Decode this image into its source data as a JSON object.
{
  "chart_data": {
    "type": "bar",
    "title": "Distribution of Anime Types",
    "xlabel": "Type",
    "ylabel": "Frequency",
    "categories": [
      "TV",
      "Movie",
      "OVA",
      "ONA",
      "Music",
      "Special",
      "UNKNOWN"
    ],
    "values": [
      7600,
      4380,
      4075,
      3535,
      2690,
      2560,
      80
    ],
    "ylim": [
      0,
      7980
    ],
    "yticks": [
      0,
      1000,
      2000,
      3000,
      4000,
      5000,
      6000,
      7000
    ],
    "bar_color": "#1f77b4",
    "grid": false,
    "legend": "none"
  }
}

**GOAL**
Repeat all the entries exactly as given.

**FULL SOLUTION**
Decode this image into its source data as a JSON object.
{
  "chart_data": {
    "type": "bar",
    "title": "Distribution of Anime Types",
    "xlabel": "Type",
    "ylabel": "Frequency",
    "categories": [
      "TV",
      "Movie",
      "OVA",
      "ONA",
      "Music",
      "Special",
      "UNKNOWN"
    ],
    "values": [
      7600,
      4380,
      4075,
      3535,
      2690,
      2560,
      80
    ],
    "ylim": [
      0,
      7980
    ],
    "yticks": [
      0,
      1000,
      2000,
      3000,
      4000,
      5000,
      6000,
      7000
    ],
    "bar_color": "#1f77b4",
    "grid": false,
    "legend": "none"
  }
}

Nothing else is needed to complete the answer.